**Texte de la page:**
^^^^^^^^^^^^^^^^
FRANCE: Raids spectaculaires de police dans des centres de yoga roumains en France : les faits (I)

Opération Villiers-sur-Marne : Témoignage

Par Willy Fautré, directeur de Human Rights Without Frontiers

HRWF(16.04.2024) – Le 28 novembre 2023, peu après 6 heures du matin, une équipe SWAT d’environ 175 policiers portant des masques noirs, des casques et des gilets pare-balles, ont simultanément fait des descentes dans les locaux de huit maisons et appartements situés à Paris et dans la région parisienne mais aussi à Nice, fusils semi-automatiques en mains. Ils ont défoncé les portes d’entrée et couru dans les escaliers tout en criant des ordres.

Les lieux perquisitionnés étaient utilisés pour des retraites spirituelles par des pratiquants de yoga liés à l’école de yoga MISA en Roumanie. En ce matin fatidique, la plupart d’entre eux étaient encore au lit. Quelques-uns étaient dans la cuisine en train de faire bouillir de l’eau pour une tisane. Les policiers masqués ont menotté un certain nombre d’entre eux, les ont obligés à rester dehors sans manteau ni chaussures dans le froid, puis les ont emmenés en bus au commissariat.

Bilan de cette vaste opération : quelques dizaines de personnes ont été arrêtées, dont 15 – 11 hommes et 4 femmes, tous de nationalité roumaine – ont été inculpées pour « traite d’êtres humains », « séquestration » et « abus de faiblesse » en bande organisée.

Gregorian Bivolaru (72 ans), l’un des fondateurs et chef spirituel de MISA, faisait partie des personnes arrêtées, mais dans son cas, il était recherché par la Finlande sous l’accusation d’abus sexuels commis sur des femmes finlandaises en France il y a plusieurs années.

Dans le cadre d’un travail de recherche intitulé “The Controversies Around Natha Yoga Center in Helsinki: Background, Causes, and Context”, le professeur Liselotte Frisk, décédée depuis lors, (Université de Dalécarlie, Falun, Suède) a mené une enquête approfondie sur les allégations retenues contre Bivolaru en Finlande (pp 20, 21, 27).

Tant qu’une décision de justice n’a pas confirmé la validité desdites accusations, Gregorian Bivolaru jouit de la présomption d’innocence, comme n’importe quel citoyen ordinaire ou célèbre personnalité publique.
^^^^^^^^^^^^^^^^
**Objectif a:**
Selon le texte sur les descentes de police dans des centres de yoga roumains, combien de policiers environ ont pris part à l'opération du 28 novembre 2023 ?

**Extraits du listing:**
^^^^^^^^^^^^^^^^
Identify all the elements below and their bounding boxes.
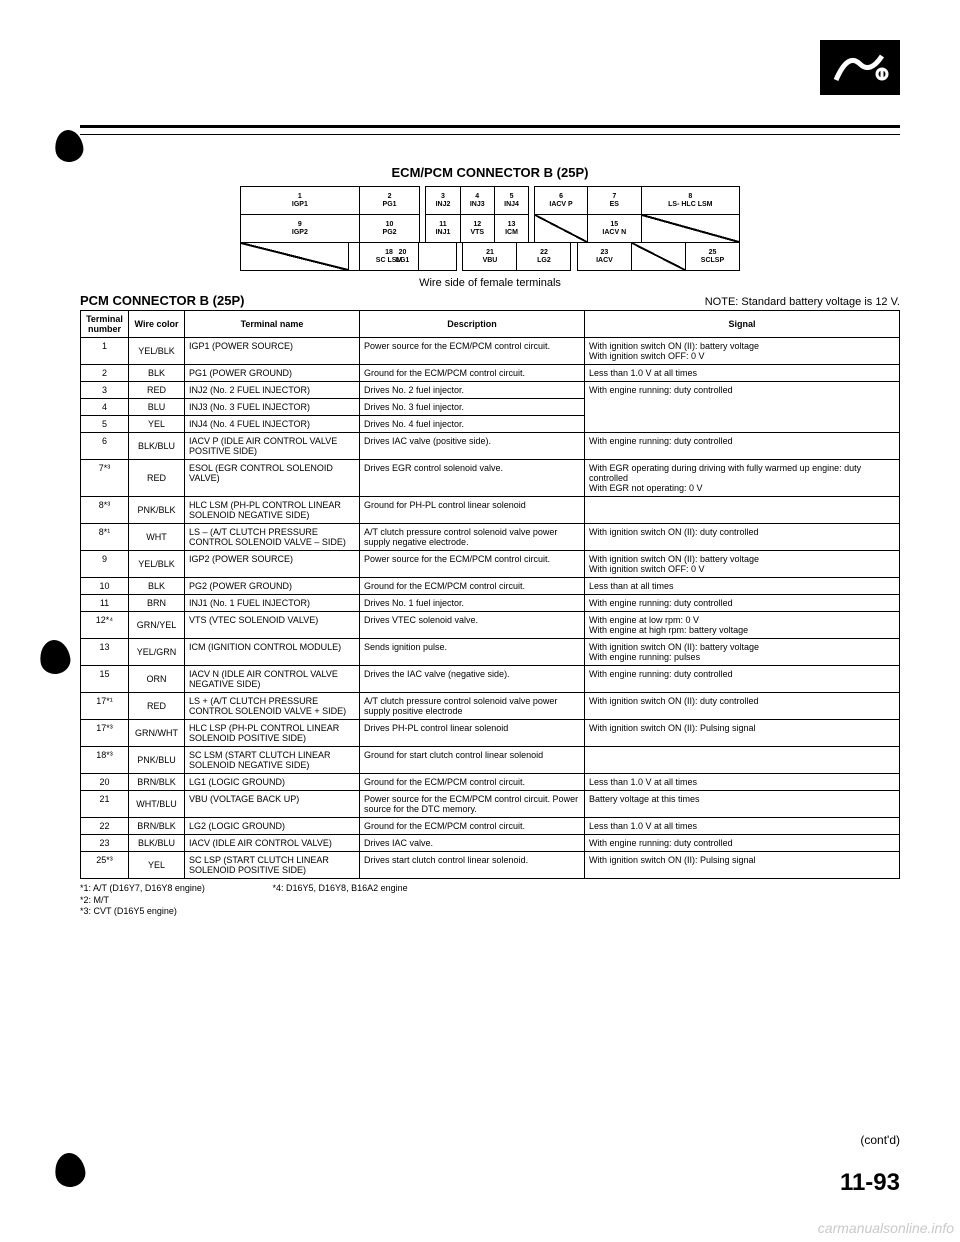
table-row: 10BLKPG2 (POWER GROUND)Ground for the EC… [81, 578, 900, 595]
table-row: 12*⁴GRN/YELVTS (VTEC SOLENOID VALVE)Driv… [81, 612, 900, 639]
table-row: 8*¹WHTLS – (A/T CLUTCH PRESSURE CONTROL … [81, 524, 900, 551]
col-name: Terminal name [185, 311, 360, 338]
page-number: 11-93 [840, 1169, 900, 1197]
table-row: 2BLKPG1 (POWER GROUND)Ground for the ECM… [81, 365, 900, 382]
section-bullet-icon [53, 1151, 87, 1189]
table-row: 9YEL/BLKIGP2 (POWER SOURCE)Power source … [81, 551, 900, 578]
pcm-connector-heading: PCM CONNECTOR B (25P) [80, 293, 244, 308]
table-row: 17*¹REDLS + (A/T CLUTCH PRESSURE CONTROL… [81, 693, 900, 720]
continued-label: (cont'd) [860, 1133, 900, 1147]
section-bullet-icon [38, 638, 72, 676]
table-row: 25*³YELSC LSP (START CLUTCH LINEAR SOLEN… [81, 852, 900, 879]
table-row: 17*³GRN/WHTHLC LSP (PH-PL CONTROL LINEAR… [81, 720, 900, 747]
table-row: 13YEL/GRNICM (IGNITION CONTROL MODULE)Se… [81, 639, 900, 666]
table-row: 20BRN/BLKLG1 (LOGIC GROUND)Ground for th… [81, 774, 900, 791]
table-row: 18*³PNK/BLUSC LSM (START CLUTCH LINEAR S… [81, 747, 900, 774]
table-row: 23BLK/BLUIACV (IDLE AIR CONTROL VALVE)Dr… [81, 835, 900, 852]
col-wire: Wire color [129, 311, 185, 338]
table-row: 7*³REDESOL (EGR CONTROL SOLENOID VALVE)D… [81, 460, 900, 497]
table-row: 15ORNIACV N (IDLE AIR CONTROL VALVE NEGA… [81, 666, 900, 693]
brand-logo [820, 40, 900, 95]
col-signal: Signal [585, 311, 900, 338]
wire-side-caption: Wire side of female terminals [80, 277, 900, 289]
connector-title: ECM/PCM CONNECTOR B (25P) [80, 165, 900, 180]
table-row: 21WHT/BLUVBU (VOLTAGE BACK UP)Power sour… [81, 791, 900, 818]
connector-diagram-row3: 20LG1 21VBU 22LG2 23IACV 25SCLSP [240, 242, 740, 271]
watermark: carmanualsonline.info [818, 1220, 954, 1236]
voltage-note: NOTE: Standard battery voltage is 12 V. [705, 296, 900, 308]
table-row: 1YEL/BLKIGP1 (POWER SOURCE)Power source … [81, 338, 900, 365]
table-row: 6BLK/BLUIACV P (IDLE AIR CONTROL VALVE P… [81, 433, 900, 460]
table-row: 22BRN/BLKLG2 (LOGIC GROUND)Ground for th… [81, 818, 900, 835]
table-row: 3REDINJ2 (No. 2 FUEL INJECTOR)Drives No.… [81, 382, 900, 399]
table-row: 8*³PNK/BLKHLC LSM (PH-PL CONTROL LINEAR … [81, 497, 900, 524]
col-desc: Description [360, 311, 585, 338]
footnotes: *1: A/T (D16Y7, D16Y8 engine) *2: M/T *3… [80, 883, 900, 918]
col-terminal: Terminal number [81, 311, 129, 338]
table-row: 11BRNINJ1 (No. 1 FUEL INJECTOR)Drives No… [81, 595, 900, 612]
terminal-table: Terminal number Wire color Terminal name… [80, 310, 900, 879]
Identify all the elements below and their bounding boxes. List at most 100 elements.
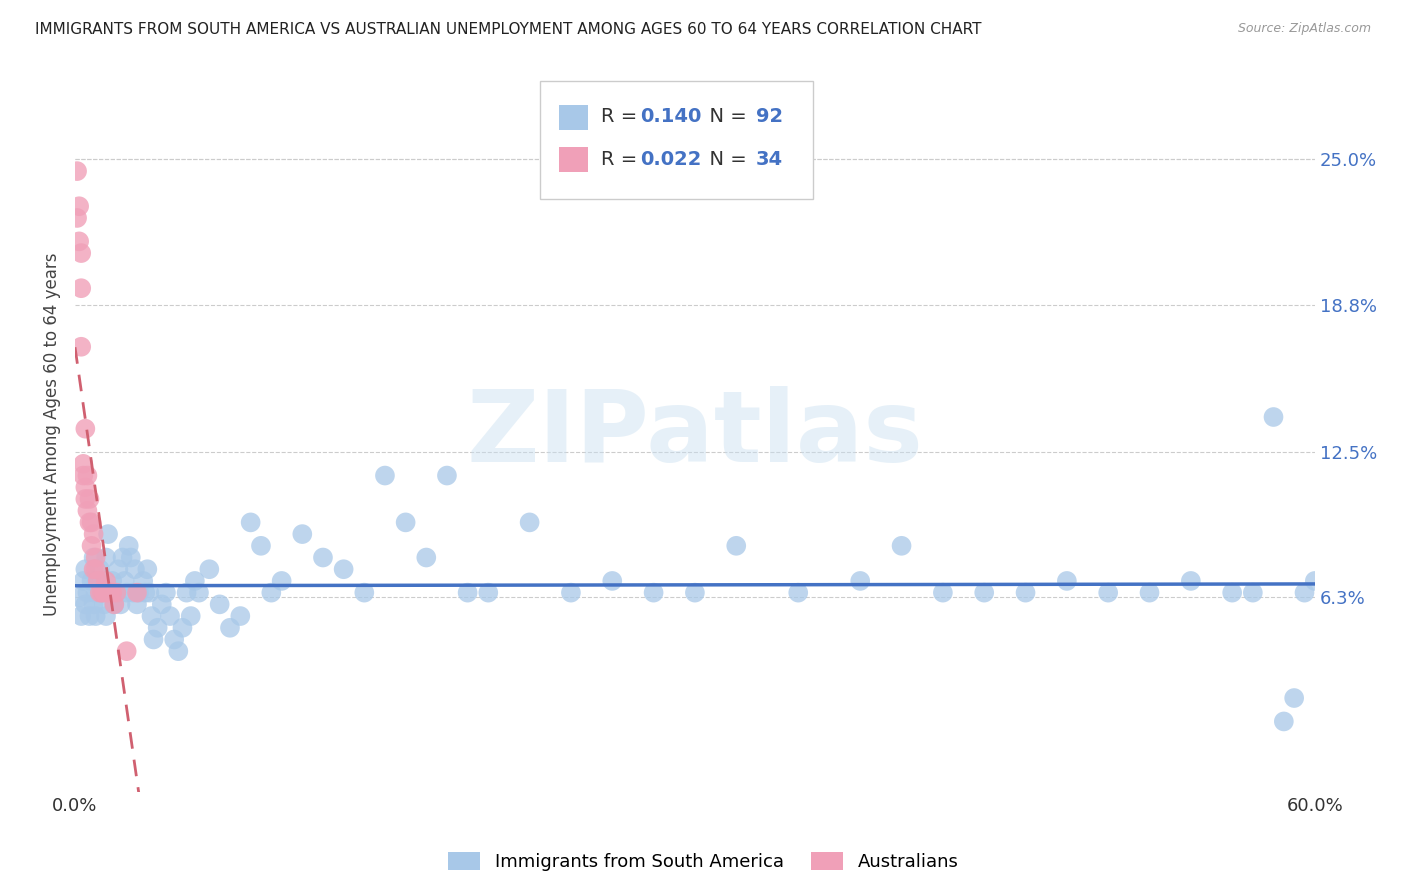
Point — [83, 527, 105, 541]
Point — [87, 574, 110, 588]
Point — [67, 235, 90, 249]
Point — [84, 609, 107, 624]
Point — [90, 585, 112, 599]
Point — [76, 504, 98, 518]
Point — [136, 562, 159, 576]
Point — [89, 585, 111, 599]
Point — [93, 598, 115, 612]
Text: 34: 34 — [755, 150, 783, 169]
Point — [66, 211, 89, 225]
Point — [103, 598, 125, 612]
Point — [72, 574, 94, 588]
Point — [84, 585, 107, 599]
Point — [250, 539, 273, 553]
Point — [142, 632, 165, 647]
Point — [1180, 574, 1202, 588]
Point — [683, 585, 706, 599]
Point — [1056, 574, 1078, 588]
Point — [239, 516, 262, 530]
Point — [72, 457, 94, 471]
Point — [519, 516, 541, 530]
Point — [70, 281, 93, 295]
Text: ZIPatlas: ZIPatlas — [467, 386, 924, 483]
Point — [973, 585, 995, 599]
Text: N =: N = — [697, 107, 754, 127]
Text: R =: R = — [600, 107, 643, 127]
Point — [110, 598, 132, 612]
Point — [332, 562, 354, 576]
Point — [477, 585, 499, 599]
Point — [70, 340, 93, 354]
Point — [353, 585, 375, 599]
Point — [1014, 585, 1036, 599]
Text: N =: N = — [697, 150, 754, 169]
Point — [291, 527, 314, 541]
Point — [75, 598, 97, 612]
Point — [312, 550, 335, 565]
Point — [111, 550, 134, 565]
Point — [115, 585, 138, 599]
Point — [155, 585, 177, 599]
Point — [94, 550, 117, 565]
Point — [125, 598, 148, 612]
Point — [394, 516, 416, 530]
FancyBboxPatch shape — [540, 81, 813, 199]
Point — [93, 585, 115, 599]
Point — [198, 562, 221, 576]
Point — [84, 550, 107, 565]
Point — [83, 598, 105, 612]
Point — [70, 246, 93, 260]
Point — [180, 609, 202, 624]
Point — [159, 609, 181, 624]
Point — [1241, 585, 1264, 599]
Point — [219, 621, 242, 635]
Point — [70, 609, 93, 624]
Point — [105, 585, 128, 599]
Point — [75, 422, 97, 436]
Point — [122, 585, 145, 599]
Point — [114, 574, 136, 588]
Point — [79, 491, 101, 506]
Point — [1272, 714, 1295, 729]
Point — [124, 562, 146, 576]
Point — [643, 585, 665, 599]
Point — [75, 491, 97, 506]
Point — [67, 199, 90, 213]
Text: IMMIGRANTS FROM SOUTH AMERICA VS AUSTRALIAN UNEMPLOYMENT AMONG AGES 60 TO 64 YEA: IMMIGRANTS FROM SOUTH AMERICA VS AUSTRAL… — [35, 22, 981, 37]
Point — [103, 598, 125, 612]
Point — [560, 585, 582, 599]
Point — [849, 574, 872, 588]
Point — [1220, 585, 1243, 599]
Point — [176, 585, 198, 599]
Point — [138, 585, 160, 599]
Point — [94, 574, 117, 588]
Point — [600, 574, 623, 588]
Point — [184, 574, 207, 588]
Point — [105, 585, 128, 599]
Point — [167, 644, 190, 658]
Point — [229, 609, 252, 624]
Point — [188, 585, 211, 599]
Point — [415, 550, 437, 565]
FancyBboxPatch shape — [558, 104, 588, 129]
Point — [787, 585, 810, 599]
Point — [76, 468, 98, 483]
Point — [1282, 691, 1305, 706]
Point — [66, 164, 89, 178]
Point — [107, 562, 129, 576]
Text: 0.140: 0.140 — [640, 107, 702, 127]
Point — [98, 585, 121, 599]
Point — [84, 562, 107, 576]
Point — [436, 468, 458, 483]
Point — [98, 585, 121, 599]
Point — [115, 644, 138, 658]
Point — [83, 562, 105, 576]
Point — [141, 609, 163, 624]
Point — [1139, 585, 1161, 599]
Point — [80, 516, 103, 530]
Point — [94, 609, 117, 624]
Point — [932, 585, 955, 599]
Point — [890, 539, 912, 553]
Point — [172, 621, 194, 635]
Point — [1097, 585, 1119, 599]
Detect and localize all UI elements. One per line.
^^^^^^^^^^^^^^^^
**Objectif b:**
Reproduisez à l'identique les lignes du listing, depuis celle qui contient « Point — [83, 527, 105, 541] » jusqu'à celle qui contient « Point — [519, 516, 541, 530] », ces deux lignes incluses.

**Résultat obtenu a:**
Environ 175 policiers.

**Résultat obtenu b:**
Point — [83, 527, 105, 541]
Point — [87, 574, 110, 588]
Point — [67, 235, 90, 249]
Point — [84, 609, 107, 624]
Point — [90, 585, 112, 599]
Point — [76, 504, 98, 518]
Point — [136, 562, 159, 576]
Point — [89, 585, 111, 599]
Point — [93, 598, 115, 612]
Text: 34: 34 — [755, 150, 783, 169]
Point — [66, 211, 89, 225]
Point — [103, 598, 125, 612]
Point — [72, 574, 94, 588]
Point — [84, 585, 107, 599]
Point — [250, 539, 273, 553]
Point — [142, 632, 165, 647]
Point — [1180, 574, 1202, 588]
Point — [683, 585, 706, 599]
Point — [1056, 574, 1078, 588]
Point — [239, 516, 262, 530]
Point — [72, 457, 94, 471]
Point — [519, 516, 541, 530]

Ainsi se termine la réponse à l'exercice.